**WORK INSTRUCTIONS:**
In the data that follows, count the lines in which the word "分区防治措施" occurs, and report that figure alone.

--------------------------------

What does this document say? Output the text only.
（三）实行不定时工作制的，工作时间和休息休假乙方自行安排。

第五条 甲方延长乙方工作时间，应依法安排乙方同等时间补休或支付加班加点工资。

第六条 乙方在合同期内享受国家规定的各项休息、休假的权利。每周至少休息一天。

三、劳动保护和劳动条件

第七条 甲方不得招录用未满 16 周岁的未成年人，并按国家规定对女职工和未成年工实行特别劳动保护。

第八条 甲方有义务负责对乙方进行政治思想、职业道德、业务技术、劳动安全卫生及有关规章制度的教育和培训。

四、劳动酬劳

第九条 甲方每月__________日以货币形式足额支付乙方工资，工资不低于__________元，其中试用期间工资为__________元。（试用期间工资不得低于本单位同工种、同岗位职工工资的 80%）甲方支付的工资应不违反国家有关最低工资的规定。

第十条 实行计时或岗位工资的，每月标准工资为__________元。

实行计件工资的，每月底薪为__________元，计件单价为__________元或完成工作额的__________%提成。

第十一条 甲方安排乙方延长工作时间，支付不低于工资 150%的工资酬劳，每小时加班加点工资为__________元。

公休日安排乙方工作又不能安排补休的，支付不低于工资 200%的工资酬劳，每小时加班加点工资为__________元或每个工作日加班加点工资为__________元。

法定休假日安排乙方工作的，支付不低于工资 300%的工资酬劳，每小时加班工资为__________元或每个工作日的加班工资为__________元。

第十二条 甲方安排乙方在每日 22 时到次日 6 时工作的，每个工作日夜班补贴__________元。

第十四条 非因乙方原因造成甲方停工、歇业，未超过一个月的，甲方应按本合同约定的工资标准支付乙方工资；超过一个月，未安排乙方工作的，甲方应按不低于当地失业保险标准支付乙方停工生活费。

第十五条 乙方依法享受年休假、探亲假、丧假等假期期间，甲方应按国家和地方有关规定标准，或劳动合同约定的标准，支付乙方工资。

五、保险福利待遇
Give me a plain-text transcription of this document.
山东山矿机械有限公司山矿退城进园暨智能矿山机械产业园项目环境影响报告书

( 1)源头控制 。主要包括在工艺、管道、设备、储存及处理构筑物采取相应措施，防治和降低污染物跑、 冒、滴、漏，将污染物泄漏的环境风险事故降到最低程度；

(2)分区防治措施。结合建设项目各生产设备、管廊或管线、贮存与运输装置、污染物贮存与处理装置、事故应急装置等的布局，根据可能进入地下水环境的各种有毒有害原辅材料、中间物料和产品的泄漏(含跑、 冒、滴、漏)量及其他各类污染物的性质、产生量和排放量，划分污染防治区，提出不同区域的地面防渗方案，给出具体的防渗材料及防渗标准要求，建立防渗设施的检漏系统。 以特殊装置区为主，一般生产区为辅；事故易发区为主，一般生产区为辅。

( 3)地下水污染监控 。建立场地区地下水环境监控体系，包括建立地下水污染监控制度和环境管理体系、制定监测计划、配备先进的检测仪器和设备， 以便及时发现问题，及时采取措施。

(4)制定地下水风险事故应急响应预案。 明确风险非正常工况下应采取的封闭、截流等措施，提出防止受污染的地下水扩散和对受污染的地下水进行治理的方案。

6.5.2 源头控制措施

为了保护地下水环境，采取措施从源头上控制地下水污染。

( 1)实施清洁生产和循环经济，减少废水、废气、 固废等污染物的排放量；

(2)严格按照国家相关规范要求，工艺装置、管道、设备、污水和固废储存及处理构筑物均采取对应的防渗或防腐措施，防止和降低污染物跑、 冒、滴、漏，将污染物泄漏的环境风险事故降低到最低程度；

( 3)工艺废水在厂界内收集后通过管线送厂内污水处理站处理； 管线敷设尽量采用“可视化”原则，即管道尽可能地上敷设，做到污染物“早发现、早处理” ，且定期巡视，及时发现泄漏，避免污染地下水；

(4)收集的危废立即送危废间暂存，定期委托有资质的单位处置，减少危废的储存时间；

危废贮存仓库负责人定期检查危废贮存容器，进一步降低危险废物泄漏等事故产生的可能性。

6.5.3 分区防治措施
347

--------------------------------

**TASK ANSWER:**
2